** begin Provided information **

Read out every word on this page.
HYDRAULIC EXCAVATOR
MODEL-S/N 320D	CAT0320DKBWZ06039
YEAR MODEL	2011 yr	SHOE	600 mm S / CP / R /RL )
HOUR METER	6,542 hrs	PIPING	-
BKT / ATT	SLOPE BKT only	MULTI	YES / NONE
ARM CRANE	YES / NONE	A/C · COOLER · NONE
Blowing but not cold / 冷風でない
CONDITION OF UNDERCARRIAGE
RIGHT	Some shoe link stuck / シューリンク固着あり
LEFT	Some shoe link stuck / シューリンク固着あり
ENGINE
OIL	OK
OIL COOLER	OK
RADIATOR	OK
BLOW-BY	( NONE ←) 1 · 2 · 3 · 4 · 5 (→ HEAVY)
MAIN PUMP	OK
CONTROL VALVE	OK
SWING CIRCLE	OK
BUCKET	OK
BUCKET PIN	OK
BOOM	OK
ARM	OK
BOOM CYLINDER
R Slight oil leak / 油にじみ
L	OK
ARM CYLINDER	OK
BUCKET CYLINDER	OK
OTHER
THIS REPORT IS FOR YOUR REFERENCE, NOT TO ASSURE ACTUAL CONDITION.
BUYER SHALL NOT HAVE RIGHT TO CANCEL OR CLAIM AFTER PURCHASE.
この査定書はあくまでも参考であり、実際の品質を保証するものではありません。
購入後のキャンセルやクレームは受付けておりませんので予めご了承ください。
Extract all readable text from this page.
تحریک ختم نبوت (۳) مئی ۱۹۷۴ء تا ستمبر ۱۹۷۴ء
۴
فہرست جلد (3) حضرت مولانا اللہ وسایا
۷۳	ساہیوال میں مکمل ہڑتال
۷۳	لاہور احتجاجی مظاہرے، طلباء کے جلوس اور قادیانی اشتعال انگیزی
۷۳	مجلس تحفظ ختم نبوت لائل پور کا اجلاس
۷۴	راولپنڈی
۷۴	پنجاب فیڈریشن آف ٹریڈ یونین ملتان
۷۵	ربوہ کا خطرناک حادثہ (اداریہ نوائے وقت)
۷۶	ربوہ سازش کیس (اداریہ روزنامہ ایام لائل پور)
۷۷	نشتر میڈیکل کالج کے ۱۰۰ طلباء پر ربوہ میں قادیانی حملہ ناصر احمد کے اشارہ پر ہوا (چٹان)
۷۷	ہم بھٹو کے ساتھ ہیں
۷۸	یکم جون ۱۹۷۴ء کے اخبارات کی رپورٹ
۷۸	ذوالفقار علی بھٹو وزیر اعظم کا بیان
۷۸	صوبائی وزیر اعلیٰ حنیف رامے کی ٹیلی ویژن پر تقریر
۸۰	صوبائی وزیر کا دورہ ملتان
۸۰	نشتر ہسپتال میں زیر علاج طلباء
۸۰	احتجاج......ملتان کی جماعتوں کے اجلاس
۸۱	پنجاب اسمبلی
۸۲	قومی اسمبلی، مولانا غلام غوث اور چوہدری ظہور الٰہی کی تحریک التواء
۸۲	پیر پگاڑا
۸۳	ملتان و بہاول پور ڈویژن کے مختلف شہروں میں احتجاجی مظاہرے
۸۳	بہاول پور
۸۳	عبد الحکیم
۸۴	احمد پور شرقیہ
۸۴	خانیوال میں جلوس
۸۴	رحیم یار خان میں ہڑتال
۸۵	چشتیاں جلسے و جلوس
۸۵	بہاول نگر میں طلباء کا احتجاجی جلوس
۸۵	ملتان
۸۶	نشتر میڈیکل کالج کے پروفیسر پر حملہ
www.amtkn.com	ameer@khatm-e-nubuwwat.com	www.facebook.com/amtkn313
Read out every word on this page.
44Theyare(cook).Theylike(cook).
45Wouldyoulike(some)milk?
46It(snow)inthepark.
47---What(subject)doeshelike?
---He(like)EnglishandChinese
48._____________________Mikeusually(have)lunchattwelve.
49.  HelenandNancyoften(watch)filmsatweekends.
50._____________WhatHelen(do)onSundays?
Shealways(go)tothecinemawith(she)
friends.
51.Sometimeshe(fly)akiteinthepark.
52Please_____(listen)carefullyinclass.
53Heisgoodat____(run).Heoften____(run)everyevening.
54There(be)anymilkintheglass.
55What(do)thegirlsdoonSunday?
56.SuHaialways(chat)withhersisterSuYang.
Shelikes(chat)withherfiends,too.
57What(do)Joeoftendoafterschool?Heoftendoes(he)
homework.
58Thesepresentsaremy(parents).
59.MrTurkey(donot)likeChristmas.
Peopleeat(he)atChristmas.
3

** end Provided information **

The task: Reproduce the data in full, exactly as presented.

In response:
Read out every word on this page.
HYDRAULIC EXCAVATOR
MODEL-S/N 320D	CAT0320DKBWZ06039
YEAR MODEL	2011 yr	SHOE	600 mm S / CP / R /RL )
HOUR METER	6,542 hrs	PIPING	-
BKT / ATT	SLOPE BKT only	MULTI	YES / NONE
ARM CRANE	YES / NONE	A/C · COOLER · NONE
Blowing but not cold / 冷風でない
CONDITION OF UNDERCARRIAGE
RIGHT	Some shoe link stuck / シューリンク固着あり
LEFT	Some shoe link stuck / シューリンク固着あり
ENGINE
OIL	OK
OIL COOLER	OK
RADIATOR	OK
BLOW-BY	( NONE ←) 1 · 2 · 3 · 4 · 5 (→ HEAVY)
MAIN PUMP	OK
CONTROL VALVE	OK
SWING CIRCLE	OK
BUCKET	OK
BUCKET PIN	OK
BOOM	OK
ARM	OK
BOOM CYLINDER
R Slight oil leak / 油にじみ
L	OK
ARM CYLINDER	OK
BUCKET CYLINDER	OK
OTHER
THIS REPORT IS FOR YOUR REFERENCE, NOT TO ASSURE ACTUAL CONDITION.
BUYER SHALL NOT HAVE RIGHT TO CANCEL OR CLAIM AFTER PURCHASE.
この査定書はあくまでも参考であり、実際の品質を保証するものではありません。
購入後のキャンセルやクレームは受付けておりませんので予めご了承ください。
Extract all readable text from this page.
تحریک ختم نبوت (۳) مئی ۱۹۷۴ء تا ستمبر ۱۹۷۴ء
۴
فہرست جلد (3) حضرت مولانا اللہ وسایا
۷۳	ساہیوال میں مکمل ہڑتال
۷۳	لاہور احتجاجی مظاہرے، طلباء کے جلوس اور قادیانی اشتعال انگیزی
۷۳	مجلس تحفظ ختم نبوت لائل پور کا اجلاس
۷۴	راولپنڈی
۷۴	پنجاب فیڈریشن آف ٹریڈ یونین ملتان
۷۵	ربوہ کا خطرناک حادثہ (اداریہ نوائے وقت)
۷۶	ربوہ سازش کیس (اداریہ روزنامہ ایام لائل پور)
۷۷	نشتر میڈیکل کالج کے ۱۰۰ طلباء پر ربوہ میں قادیانی حملہ ناصر احمد کے اشارہ پر ہوا (چٹان)
۷۷	ہم بھٹو کے ساتھ ہیں
۷۸	یکم جون ۱۹۷۴ء کے اخبارات کی رپورٹ
۷۸	ذوالفقار علی بھٹو وزیر اعظم کا بیان
۷۸	صوبائی وزیر اعلیٰ حنیف رامے کی ٹیلی ویژن پر تقریر
۸۰	صوبائی وزیر کا دورہ ملتان
۸۰	نشتر ہسپتال میں زیر علاج طلباء
۸۰	احتجاج......ملتان کی جماعتوں کے اجلاس
۸۱	پنجاب اسمبلی
۸۲	قومی اسمبلی، مولانا غلام غوث اور چوہدری ظہور الٰہی کی تحریک التواء
۸۲	پیر پگاڑا
۸۳	ملتان و بہاول پور ڈویژن کے مختلف شہروں میں احتجاجی مظاہرے
۸۳	بہاول پور
۸۳	عبد الحکیم
۸۴	احمد پور شرقیہ
۸۴	خانیوال میں جلوس
۸۴	رحیم یار خان میں ہڑتال
۸۵	چشتیاں جلسے و جلوس
۸۵	بہاول نگر میں طلباء کا احتجاجی جلوس
۸۵	ملتان
۸۶	نشتر میڈیکل کالج کے پروفیسر پر حملہ
www.amtkn.com	ameer@khatm-e-nubuwwat.com	www.facebook.com/amtkn313
Read out every word on this page.
44Theyare(cook).Theylike(cook).
45Wouldyoulike(some)milk?
46It(snow)inthepark.
47---What(subject)doeshelike?
---He(like)EnglishandChinese
48._____________________Mikeusually(have)lunchattwelve.
49.  HelenandNancyoften(watch)filmsatweekends.
50._____________WhatHelen(do)onSundays?
Shealways(go)tothecinemawith(she)
friends.
51.Sometimeshe(fly)akiteinthepark.
52Please_____(listen)carefullyinclass.
53Heisgoodat____(run).Heoften____(run)everyevening.
54There(be)anymilkintheglass.
55What(do)thegirlsdoonSunday?
56.SuHaialways(chat)withhersisterSuYang.
Shelikes(chat)withherfiends,too.
57What(do)Joeoftendoafterschool?Heoftendoes(he)
homework.
58Thesepresentsaremy(parents).
59.MrTurkey(donot)likeChristmas.
Peopleeat(he)atChristmas.
3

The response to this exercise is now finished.